> Work to be completed: Write out the whole listing exactly as it stands.

> Exercise input:
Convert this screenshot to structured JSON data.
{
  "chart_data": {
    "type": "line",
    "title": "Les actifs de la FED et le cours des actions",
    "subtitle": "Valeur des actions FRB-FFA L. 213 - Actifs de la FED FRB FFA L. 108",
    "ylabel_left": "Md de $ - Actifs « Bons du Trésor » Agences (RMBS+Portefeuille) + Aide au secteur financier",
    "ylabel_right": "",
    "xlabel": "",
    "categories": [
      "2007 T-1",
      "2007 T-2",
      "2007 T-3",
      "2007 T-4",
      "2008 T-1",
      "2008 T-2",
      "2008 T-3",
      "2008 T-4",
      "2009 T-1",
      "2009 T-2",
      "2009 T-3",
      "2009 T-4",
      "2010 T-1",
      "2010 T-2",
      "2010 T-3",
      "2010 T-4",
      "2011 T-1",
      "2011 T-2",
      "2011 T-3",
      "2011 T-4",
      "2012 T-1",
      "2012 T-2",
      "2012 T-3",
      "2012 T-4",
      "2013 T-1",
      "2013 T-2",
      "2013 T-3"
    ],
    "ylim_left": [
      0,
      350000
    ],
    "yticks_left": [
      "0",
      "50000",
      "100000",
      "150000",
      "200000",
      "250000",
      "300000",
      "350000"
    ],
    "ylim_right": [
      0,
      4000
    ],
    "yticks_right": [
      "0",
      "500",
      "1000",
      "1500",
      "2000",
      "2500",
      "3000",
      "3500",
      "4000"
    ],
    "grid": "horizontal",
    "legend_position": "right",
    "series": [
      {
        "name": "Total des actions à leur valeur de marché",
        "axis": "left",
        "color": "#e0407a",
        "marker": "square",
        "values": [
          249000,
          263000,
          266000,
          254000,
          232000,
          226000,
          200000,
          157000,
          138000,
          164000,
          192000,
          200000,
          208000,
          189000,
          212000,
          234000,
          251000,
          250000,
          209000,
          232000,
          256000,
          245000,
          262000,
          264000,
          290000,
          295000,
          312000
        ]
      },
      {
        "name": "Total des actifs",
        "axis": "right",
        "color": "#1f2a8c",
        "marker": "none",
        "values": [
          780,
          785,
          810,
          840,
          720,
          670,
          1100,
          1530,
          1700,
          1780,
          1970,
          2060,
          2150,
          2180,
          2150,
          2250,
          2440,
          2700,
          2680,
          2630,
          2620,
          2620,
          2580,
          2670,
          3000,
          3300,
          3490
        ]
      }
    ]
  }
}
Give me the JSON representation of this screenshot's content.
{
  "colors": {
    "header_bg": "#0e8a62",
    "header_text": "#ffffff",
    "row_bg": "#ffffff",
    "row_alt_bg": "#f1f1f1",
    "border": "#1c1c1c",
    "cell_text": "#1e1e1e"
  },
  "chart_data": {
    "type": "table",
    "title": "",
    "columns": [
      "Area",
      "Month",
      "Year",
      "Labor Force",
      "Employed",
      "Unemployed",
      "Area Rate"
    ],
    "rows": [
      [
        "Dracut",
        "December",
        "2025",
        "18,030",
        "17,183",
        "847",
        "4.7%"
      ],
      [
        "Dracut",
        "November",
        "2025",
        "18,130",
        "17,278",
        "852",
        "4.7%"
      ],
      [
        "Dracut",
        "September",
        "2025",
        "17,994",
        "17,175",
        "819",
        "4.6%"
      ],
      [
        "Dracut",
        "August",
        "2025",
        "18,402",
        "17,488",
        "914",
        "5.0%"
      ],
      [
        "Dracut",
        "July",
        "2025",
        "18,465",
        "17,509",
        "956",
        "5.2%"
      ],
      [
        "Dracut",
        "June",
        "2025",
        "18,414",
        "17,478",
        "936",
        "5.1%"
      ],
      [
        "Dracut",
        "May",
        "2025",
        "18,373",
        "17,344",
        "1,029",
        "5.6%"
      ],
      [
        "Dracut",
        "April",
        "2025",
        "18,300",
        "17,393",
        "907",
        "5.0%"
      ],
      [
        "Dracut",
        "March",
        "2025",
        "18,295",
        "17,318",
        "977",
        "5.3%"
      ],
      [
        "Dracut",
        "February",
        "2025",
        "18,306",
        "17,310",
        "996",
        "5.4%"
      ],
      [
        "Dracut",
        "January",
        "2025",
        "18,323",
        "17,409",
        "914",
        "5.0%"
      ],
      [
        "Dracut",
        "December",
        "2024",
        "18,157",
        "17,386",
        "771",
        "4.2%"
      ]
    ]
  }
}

> Solution to this problem:
Convert this screenshot to structured JSON data.
{
  "chart_data": {
    "type": "line",
    "title": "Les actifs de la FED et le cours des actions",
    "subtitle": "Valeur des actions FRB-FFA L. 213 - Actifs de la FED FRB FFA L. 108",
    "ylabel_left": "Md de $ - Actifs « Bons du Trésor » Agences (RMBS+Portefeuille) + Aide au secteur financier",
    "ylabel_right": "",
    "xlabel": "",
    "categories": [
      "2007 T-1",
      "2007 T-2",
      "2007 T-3",
      "2007 T-4",
      "2008 T-1",
      "2008 T-2",
      "2008 T-3",
      "2008 T-4",
      "2009 T-1",
      "2009 T-2",
      "2009 T-3",
      "2009 T-4",
      "2010 T-1",
      "2010 T-2",
      "2010 T-3",
      "2010 T-4",
      "2011 T-1",
      "2011 T-2",
      "2011 T-3",
      "2011 T-4",
      "2012 T-1",
      "2012 T-2",
      "2012 T-3",
      "2012 T-4",
      "2013 T-1",
      "2013 T-2",
      "2013 T-3"
    ],
    "ylim_left": [
      0,
      350000
    ],
    "yticks_left": [
      "0",
      "50000",
      "100000",
      "150000",
      "200000",
      "250000",
      "300000",
      "350000"
    ],
    "ylim_right": [
      0,
      4000
    ],
    "yticks_right": [
      "0",
      "500",
      "1000",
      "1500",
      "2000",
      "2500",
      "3000",
      "3500",
      "4000"
    ],
    "grid": "horizontal",
    "legend_position": "right",
    "series": [
      {
        "name": "Total des actions à leur valeur de marché",
        "axis": "left",
        "color": "#e0407a",
        "marker": "square",
        "values": [
          249000,
          263000,
          266000,
          254000,
          232000,
          226000,
          200000,
          157000,
          138000,
          164000,
          192000,
          200000,
          208000,
          189000,
          212000,
          234000,
          251000,
          250000,
          209000,
          232000,
          256000,
          245000,
          262000,
          264000,
          290000,
          295000,
          312000
        ]
      },
      {
        "name": "Total des actifs",
        "axis": "right",
        "color": "#1f2a8c",
        "marker": "none",
        "values": [
          780,
          785,
          810,
          840,
          720,
          670,
          1100,
          1530,
          1700,
          1780,
          1970,
          2060,
          2150,
          2180,
          2150,
          2250,
          2440,
          2700,
          2680,
          2630,
          2620,
          2620,
          2580,
          2670,
          3000,
          3300,
          3490
        ]
      }
    ]
  }
}
Give me the JSON representation of this screenshot's content.
{
  "colors": {
    "header_bg": "#0e8a62",
    "header_text": "#ffffff",
    "row_bg": "#ffffff",
    "row_alt_bg": "#f1f1f1",
    "border": "#1c1c1c",
    "cell_text": "#1e1e1e"
  },
  "chart_data": {
    "type": "table",
    "title": "",
    "columns": [
      "Area",
      "Month",
      "Year",
      "Labor Force",
      "Employed",
      "Unemployed",
      "Area Rate"
    ],
    "rows": [
      [
        "Dracut",
        "December",
        "2025",
        "18,030",
        "17,183",
        "847",
        "4.7%"
      ],
      [
        "Dracut",
        "November",
        "2025",
        "18,130",
        "17,278",
        "852",
        "4.7%"
      ],
      [
        "Dracut",
        "September",
        "2025",
        "17,994",
        "17,175",
        "819",
        "4.6%"
      ],
      [
        "Dracut",
        "August",
        "2025",
        "18,402",
        "17,488",
        "914",
        "5.0%"
      ],
      [
        "Dracut",
        "July",
        "2025",
        "18,465",
        "17,509",
        "956",
        "5.2%"
      ],
      [
        "Dracut",
        "June",
        "2025",
        "18,414",
        "17,478",
        "936",
        "5.1%"
      ],
      [
        "Dracut",
        "May",
        "2025",
        "18,373",
        "17,344",
        "1,029",
        "5.6%"
      ],
      [
        "Dracut",
        "April",
        "2025",
        "18,300",
        "17,393",
        "907",
        "5.0%"
      ],
      [
        "Dracut",
        "March",
        "2025",
        "18,295",
        "17,318",
        "977",
        "5.3%"
      ],
      [
        "Dracut",
        "February",
        "2025",
        "18,306",
        "17,310",
        "996",
        "5.4%"
      ],
      [
        "Dracut",
        "January",
        "2025",
        "18,323",
        "17,409",
        "914",
        "5.0%"
      ],
      [
        "Dracut",
        "December",
        "2024",
        "18,157",
        "17,386",
        "771",
        "4.2%"
      ]
    ]
  }
}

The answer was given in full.